Tujuan latihan:
Tuliskan semua bagian teks bacaan di bawah yang diapit tanda petik ganda, masing-masing pada baris tersendiri dan sesuai urutan kemunculannya.

---------- Teks bacaan

Sampai lalu di awal 2022, dia mengirim DM, isinya foto dia di makam ayah saya. "Aku tadi mampir. Makam ayah kita ternyata berdekatan."
DM itu lalu jadi "mengganggu".
Dan ketika saya ceritakan pada teman dekat saya, sarannya singkat, "Cobain aja dulu."
Ya memang tidak ada salahnya berkenalan lebih dekat dengan siapa pun. Oke. Saya mulai tanggapi DM-nya dengan lebih cermat. Makin lama makin menyadari bahwa kami betul-betul berbeda. Tapi lalu saya pikir, "Apa memang semuanya harus sama?"
Jadilah kemudian saya mau diajak berjumpa.
Dan dia persis apa yang saya bayangkan: kekanak-kanakan, bawel, nggak jelas.
Kami tidak terkoneksi. Tepatnya, saya tidak merasa bisa terkoneksi. Dan saya tidak mau.

--------------------
---------- Materi tersedia

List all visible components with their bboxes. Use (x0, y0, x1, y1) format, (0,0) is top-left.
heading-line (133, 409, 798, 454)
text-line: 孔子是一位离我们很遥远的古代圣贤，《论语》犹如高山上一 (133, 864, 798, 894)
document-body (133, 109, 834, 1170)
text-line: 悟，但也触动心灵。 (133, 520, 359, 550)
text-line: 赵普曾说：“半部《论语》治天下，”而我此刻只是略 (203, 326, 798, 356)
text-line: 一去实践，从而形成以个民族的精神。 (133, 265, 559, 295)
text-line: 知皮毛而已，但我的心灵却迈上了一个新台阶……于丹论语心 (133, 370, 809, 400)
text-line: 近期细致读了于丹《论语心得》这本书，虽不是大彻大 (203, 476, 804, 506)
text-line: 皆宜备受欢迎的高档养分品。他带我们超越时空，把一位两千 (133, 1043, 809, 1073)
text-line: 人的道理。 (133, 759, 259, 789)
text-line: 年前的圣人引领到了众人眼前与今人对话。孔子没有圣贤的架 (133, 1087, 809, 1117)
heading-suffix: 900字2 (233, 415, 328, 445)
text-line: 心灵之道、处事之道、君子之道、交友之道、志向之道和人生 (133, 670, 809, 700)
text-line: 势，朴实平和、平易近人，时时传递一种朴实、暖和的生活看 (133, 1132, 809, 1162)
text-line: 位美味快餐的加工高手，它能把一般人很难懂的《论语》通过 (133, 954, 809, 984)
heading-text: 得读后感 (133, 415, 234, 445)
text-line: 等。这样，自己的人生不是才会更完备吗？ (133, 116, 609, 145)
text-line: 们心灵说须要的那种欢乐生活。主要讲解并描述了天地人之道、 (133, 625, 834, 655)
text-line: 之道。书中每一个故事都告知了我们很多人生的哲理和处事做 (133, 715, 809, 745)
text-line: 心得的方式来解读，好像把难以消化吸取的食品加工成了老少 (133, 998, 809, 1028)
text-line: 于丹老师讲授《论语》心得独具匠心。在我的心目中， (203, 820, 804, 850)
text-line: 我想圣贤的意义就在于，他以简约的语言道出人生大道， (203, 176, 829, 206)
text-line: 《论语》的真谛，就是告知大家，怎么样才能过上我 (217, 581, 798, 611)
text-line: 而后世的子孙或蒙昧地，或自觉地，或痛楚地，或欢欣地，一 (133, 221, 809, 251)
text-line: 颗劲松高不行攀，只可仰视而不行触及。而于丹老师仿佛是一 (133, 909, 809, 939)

--------------------

Hasil pengerjaan:
Aku tadi mampir. Makam ayah kita ternyata berdekatan.
mengganggu
Cobain aja dulu.
Apa memang semuanya harus sama?